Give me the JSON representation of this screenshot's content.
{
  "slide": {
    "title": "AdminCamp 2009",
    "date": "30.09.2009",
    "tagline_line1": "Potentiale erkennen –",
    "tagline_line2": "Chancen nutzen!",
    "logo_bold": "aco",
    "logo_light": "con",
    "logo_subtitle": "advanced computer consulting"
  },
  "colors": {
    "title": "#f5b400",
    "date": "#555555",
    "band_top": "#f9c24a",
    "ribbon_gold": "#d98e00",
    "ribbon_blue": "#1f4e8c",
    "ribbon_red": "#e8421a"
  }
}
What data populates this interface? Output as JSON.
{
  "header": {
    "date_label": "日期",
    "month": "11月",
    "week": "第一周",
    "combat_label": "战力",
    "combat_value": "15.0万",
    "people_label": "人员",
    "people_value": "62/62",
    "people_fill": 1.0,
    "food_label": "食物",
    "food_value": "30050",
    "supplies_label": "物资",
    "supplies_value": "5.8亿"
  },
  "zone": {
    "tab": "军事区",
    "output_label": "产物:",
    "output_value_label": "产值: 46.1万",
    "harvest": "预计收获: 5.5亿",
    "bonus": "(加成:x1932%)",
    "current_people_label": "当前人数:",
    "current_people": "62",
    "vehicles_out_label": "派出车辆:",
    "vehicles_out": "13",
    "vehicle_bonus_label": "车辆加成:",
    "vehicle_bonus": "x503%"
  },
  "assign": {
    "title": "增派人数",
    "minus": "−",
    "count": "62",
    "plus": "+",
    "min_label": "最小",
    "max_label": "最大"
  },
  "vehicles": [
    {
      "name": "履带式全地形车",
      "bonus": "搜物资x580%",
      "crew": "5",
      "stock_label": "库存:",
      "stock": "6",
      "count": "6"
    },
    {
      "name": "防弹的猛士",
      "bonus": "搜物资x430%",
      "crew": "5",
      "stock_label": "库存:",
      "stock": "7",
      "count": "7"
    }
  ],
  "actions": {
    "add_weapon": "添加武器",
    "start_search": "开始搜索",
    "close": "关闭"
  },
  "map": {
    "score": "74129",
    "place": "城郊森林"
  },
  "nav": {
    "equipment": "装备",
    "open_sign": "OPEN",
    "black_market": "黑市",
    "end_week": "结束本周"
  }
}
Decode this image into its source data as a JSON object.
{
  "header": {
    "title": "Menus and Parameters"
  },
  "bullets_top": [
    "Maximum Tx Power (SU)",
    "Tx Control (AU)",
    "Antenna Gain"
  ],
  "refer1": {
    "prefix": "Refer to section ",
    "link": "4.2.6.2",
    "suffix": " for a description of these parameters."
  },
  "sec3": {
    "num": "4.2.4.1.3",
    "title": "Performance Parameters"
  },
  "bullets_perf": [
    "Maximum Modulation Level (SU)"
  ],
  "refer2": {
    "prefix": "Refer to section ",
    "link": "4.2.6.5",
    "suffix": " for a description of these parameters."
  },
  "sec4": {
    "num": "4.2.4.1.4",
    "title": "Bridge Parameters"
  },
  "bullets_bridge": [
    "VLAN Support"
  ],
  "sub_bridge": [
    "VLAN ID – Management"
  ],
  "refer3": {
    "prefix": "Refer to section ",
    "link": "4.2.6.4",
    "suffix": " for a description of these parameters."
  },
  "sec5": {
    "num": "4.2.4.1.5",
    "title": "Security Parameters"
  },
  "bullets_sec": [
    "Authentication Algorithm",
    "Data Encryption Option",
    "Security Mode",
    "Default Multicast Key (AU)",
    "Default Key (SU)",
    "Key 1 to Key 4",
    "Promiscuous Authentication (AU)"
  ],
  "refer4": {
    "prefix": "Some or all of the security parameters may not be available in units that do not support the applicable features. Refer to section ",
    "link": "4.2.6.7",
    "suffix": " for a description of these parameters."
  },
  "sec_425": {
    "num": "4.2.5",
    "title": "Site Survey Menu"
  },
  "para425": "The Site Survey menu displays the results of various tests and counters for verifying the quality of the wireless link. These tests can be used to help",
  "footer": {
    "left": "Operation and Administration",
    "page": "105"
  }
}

◆ ◆ ◆ ◆

Report all lines of the data that include the word "Maximum".

#### EXERCISE RESULT:
    "Maximum Tx Power (SU)",
    "Maximum Modulation Level (SU)"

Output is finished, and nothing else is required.